• _Information given_

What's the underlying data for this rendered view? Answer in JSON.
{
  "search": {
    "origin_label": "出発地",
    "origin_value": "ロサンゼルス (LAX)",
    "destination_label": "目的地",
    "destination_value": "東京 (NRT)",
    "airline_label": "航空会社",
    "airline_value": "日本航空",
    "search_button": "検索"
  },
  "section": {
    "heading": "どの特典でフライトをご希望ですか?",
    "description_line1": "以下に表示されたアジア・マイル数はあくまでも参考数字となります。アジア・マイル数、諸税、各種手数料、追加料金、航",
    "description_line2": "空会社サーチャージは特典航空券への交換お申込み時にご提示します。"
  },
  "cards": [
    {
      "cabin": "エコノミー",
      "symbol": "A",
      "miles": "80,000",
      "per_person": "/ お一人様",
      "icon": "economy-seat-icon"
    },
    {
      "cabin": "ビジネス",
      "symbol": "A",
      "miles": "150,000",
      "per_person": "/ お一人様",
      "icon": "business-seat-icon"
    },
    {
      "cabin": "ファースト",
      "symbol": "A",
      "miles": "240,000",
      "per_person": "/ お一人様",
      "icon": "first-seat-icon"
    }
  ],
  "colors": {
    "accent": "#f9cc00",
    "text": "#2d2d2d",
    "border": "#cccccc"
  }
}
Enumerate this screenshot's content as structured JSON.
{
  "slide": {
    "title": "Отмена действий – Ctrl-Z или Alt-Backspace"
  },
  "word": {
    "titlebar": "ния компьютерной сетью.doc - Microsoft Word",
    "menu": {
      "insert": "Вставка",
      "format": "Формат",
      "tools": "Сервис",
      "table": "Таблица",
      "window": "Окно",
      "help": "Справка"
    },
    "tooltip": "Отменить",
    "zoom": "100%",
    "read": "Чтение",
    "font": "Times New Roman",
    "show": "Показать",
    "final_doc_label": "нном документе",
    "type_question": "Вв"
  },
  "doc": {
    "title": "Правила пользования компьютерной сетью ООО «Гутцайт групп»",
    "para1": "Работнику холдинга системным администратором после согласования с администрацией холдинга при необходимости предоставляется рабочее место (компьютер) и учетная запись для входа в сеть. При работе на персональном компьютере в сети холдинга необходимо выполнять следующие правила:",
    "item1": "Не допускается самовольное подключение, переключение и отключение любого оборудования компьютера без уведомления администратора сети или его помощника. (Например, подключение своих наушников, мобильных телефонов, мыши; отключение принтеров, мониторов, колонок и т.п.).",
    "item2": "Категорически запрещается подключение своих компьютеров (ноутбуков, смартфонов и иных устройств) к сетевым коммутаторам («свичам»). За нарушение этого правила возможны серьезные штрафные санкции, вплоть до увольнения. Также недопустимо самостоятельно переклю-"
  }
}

• _Challenge_
Copy every line of the data that holds the string "компьютерной".

• _Correct answer_
    "titlebar": "ния компьютерной сетью.doc - Microsoft Word",
    "title": "Правила пользования компьютерной сетью ООО «Гутцайт групп»",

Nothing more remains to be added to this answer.